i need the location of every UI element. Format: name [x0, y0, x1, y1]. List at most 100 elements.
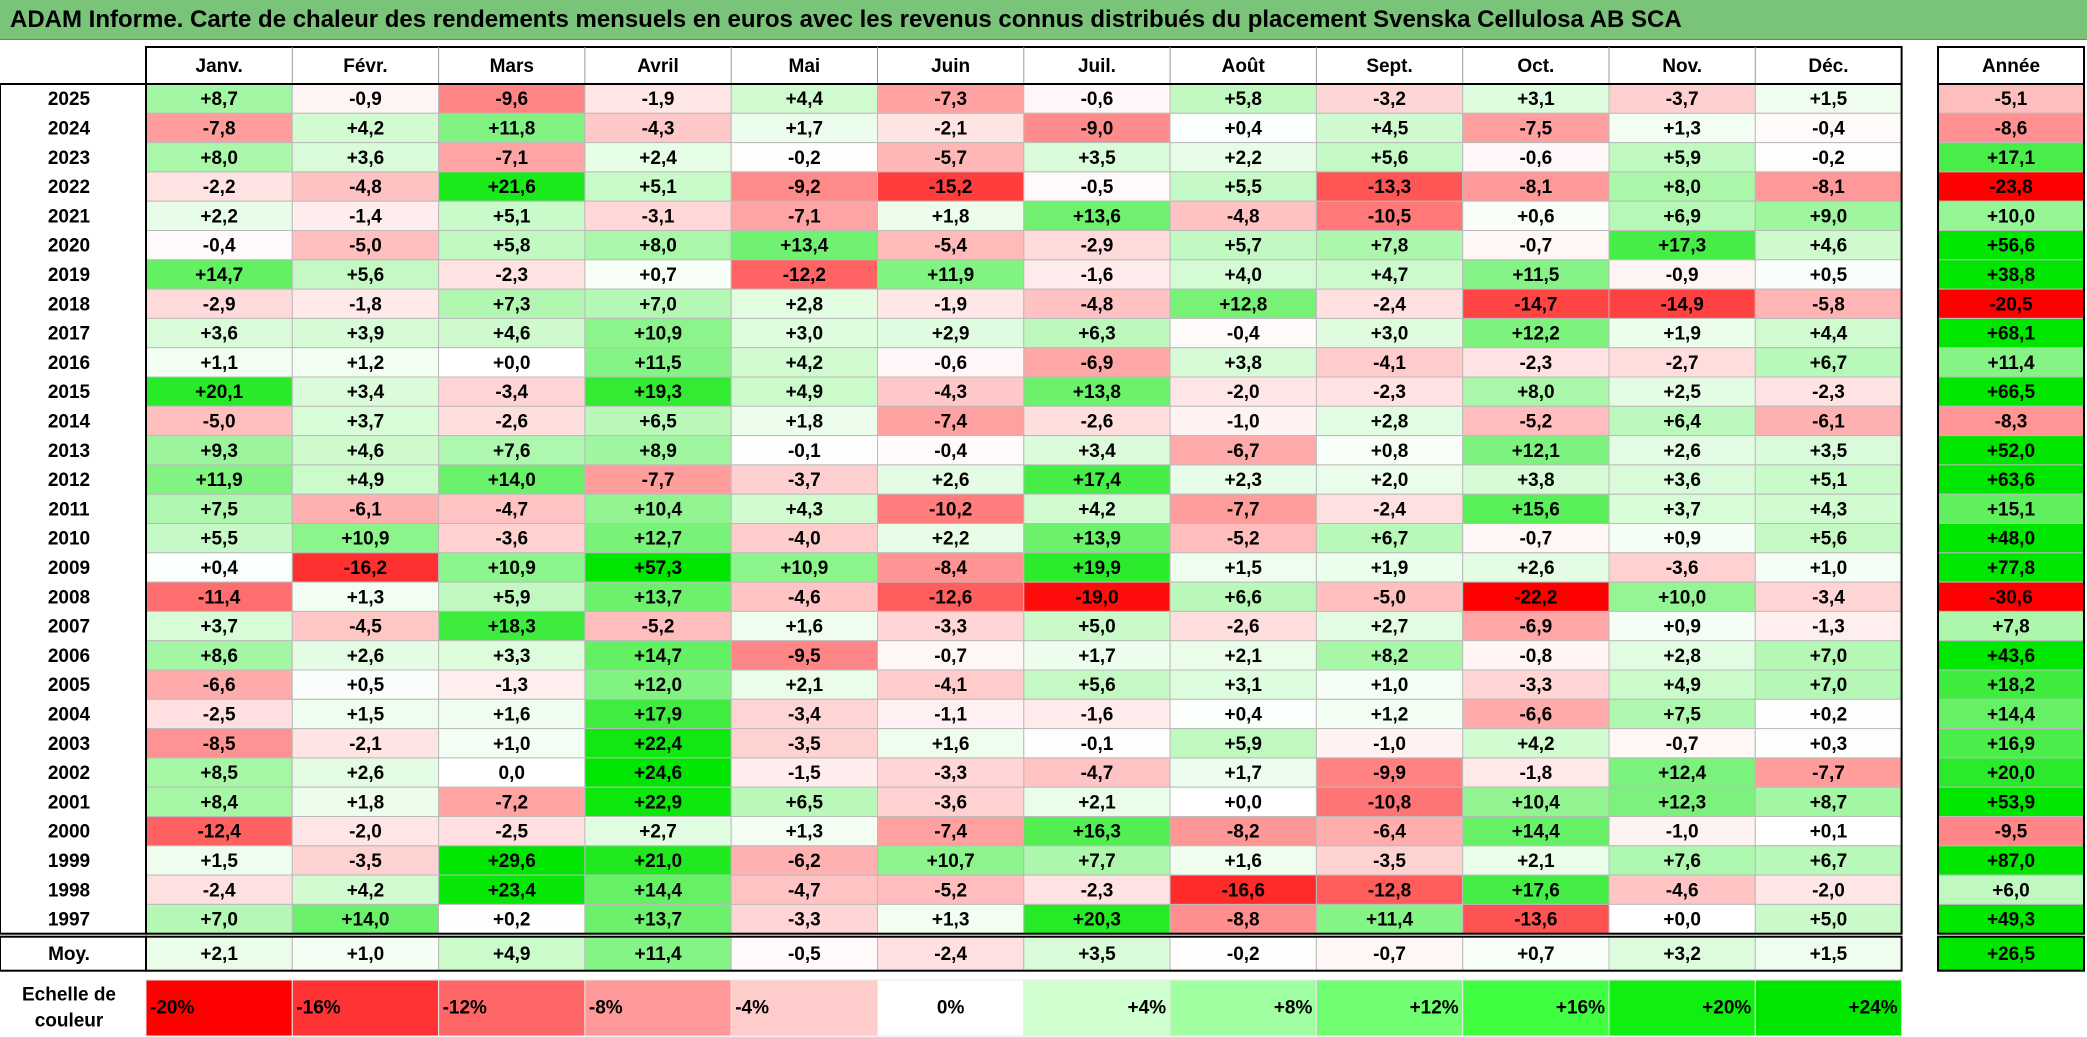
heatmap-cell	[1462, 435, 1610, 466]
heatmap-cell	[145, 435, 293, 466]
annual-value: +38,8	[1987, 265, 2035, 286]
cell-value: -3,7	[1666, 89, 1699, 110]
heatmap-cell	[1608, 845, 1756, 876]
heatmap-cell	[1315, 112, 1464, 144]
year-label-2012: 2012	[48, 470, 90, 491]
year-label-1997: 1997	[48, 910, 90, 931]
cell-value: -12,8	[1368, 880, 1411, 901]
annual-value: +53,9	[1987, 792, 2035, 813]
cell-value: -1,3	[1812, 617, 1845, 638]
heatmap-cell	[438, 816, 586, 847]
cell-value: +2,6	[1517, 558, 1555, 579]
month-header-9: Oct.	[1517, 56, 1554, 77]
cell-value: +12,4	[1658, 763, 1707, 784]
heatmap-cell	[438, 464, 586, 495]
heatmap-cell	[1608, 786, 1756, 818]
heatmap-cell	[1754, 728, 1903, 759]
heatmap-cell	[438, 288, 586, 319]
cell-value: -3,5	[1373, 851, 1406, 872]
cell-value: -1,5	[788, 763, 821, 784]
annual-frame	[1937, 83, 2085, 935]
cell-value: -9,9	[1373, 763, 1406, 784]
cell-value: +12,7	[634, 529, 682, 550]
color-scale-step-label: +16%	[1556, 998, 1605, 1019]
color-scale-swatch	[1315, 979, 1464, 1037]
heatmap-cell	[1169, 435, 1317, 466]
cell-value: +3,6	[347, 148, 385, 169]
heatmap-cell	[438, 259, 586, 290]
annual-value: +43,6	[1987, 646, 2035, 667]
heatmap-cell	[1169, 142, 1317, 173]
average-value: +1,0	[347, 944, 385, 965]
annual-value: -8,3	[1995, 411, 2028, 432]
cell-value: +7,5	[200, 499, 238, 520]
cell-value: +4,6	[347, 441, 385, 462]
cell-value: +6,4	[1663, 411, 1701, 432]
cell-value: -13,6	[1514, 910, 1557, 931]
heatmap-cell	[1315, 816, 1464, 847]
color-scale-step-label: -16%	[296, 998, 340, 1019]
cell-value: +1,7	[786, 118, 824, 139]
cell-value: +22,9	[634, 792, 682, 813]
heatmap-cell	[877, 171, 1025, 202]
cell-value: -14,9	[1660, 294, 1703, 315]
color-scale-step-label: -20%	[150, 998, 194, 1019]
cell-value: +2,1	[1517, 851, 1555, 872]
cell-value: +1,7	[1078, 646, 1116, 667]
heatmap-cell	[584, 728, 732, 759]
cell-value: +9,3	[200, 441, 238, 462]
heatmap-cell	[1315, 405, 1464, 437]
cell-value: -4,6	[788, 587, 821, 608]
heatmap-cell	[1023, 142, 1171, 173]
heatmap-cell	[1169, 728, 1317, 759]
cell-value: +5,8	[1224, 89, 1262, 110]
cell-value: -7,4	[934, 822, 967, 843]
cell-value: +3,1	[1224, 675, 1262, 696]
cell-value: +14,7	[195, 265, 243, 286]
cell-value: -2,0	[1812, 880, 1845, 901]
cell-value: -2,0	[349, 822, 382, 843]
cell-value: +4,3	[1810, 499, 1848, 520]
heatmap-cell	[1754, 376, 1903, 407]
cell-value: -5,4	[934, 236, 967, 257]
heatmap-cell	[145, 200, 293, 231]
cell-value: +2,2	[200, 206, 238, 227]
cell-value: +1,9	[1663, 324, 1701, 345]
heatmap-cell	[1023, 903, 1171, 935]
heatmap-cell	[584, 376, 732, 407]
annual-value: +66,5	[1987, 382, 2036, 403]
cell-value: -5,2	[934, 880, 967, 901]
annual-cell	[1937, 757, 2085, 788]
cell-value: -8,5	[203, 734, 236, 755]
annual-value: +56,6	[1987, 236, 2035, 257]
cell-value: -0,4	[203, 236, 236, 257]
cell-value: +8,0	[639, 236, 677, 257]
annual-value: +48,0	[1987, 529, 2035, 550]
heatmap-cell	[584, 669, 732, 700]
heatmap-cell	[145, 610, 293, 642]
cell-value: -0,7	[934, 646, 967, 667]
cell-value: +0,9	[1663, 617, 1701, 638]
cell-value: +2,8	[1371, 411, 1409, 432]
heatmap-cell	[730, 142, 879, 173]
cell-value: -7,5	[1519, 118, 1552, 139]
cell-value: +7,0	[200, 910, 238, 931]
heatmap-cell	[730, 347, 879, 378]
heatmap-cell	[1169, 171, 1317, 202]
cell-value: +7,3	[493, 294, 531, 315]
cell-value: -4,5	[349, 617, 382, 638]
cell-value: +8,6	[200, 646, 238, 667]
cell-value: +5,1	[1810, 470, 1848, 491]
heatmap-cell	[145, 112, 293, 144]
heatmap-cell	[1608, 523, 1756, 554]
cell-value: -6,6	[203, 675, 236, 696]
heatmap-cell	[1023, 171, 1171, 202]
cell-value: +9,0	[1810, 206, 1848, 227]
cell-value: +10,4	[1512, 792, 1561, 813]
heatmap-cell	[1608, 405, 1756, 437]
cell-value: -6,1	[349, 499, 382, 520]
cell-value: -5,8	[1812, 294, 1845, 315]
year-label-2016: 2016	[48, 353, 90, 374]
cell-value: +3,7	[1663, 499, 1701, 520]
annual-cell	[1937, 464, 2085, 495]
================================
Edit the rows from the line with "435, 1610, 466]" to the line with "435, 1317, 466]" by replacing "heatmap-cell" with "grid-cell" and leaving everything else unchanged.

grid-cell	[1462, 435, 1610, 466]
grid-cell	[145, 435, 293, 466]
annual-value: +38,8	[1987, 265, 2035, 286]
cell-value: -3,7	[1666, 89, 1699, 110]
grid-cell	[1608, 845, 1756, 876]
grid-cell	[1315, 112, 1464, 144]
year-label-2012: 2012	[48, 470, 90, 491]
year-label-1997: 1997	[48, 910, 90, 931]
cell-value: -12,8	[1368, 880, 1411, 901]
annual-value: +53,9	[1987, 792, 2035, 813]
cell-value: -1,3	[1812, 617, 1845, 638]
grid-cell	[438, 816, 586, 847]
cell-value: +2,6	[1517, 558, 1555, 579]
month-header-9: Oct.	[1517, 56, 1554, 77]
cell-value: +12,4	[1658, 763, 1707, 784]
grid-cell	[438, 464, 586, 495]
grid-cell	[1608, 786, 1756, 818]
grid-cell	[1754, 728, 1903, 759]
grid-cell	[438, 288, 586, 319]
cell-value: -3,5	[1373, 851, 1406, 872]
cell-value: -1,5	[788, 763, 821, 784]
annual-frame	[1937, 83, 2085, 935]
cell-value: -9,9	[1373, 763, 1406, 784]
cell-value: +12,7	[634, 529, 682, 550]
color-scale-step-label: +16%	[1556, 998, 1605, 1019]
color-scale-swatch	[1315, 979, 1464, 1037]
grid-cell	[1169, 435, 1317, 466]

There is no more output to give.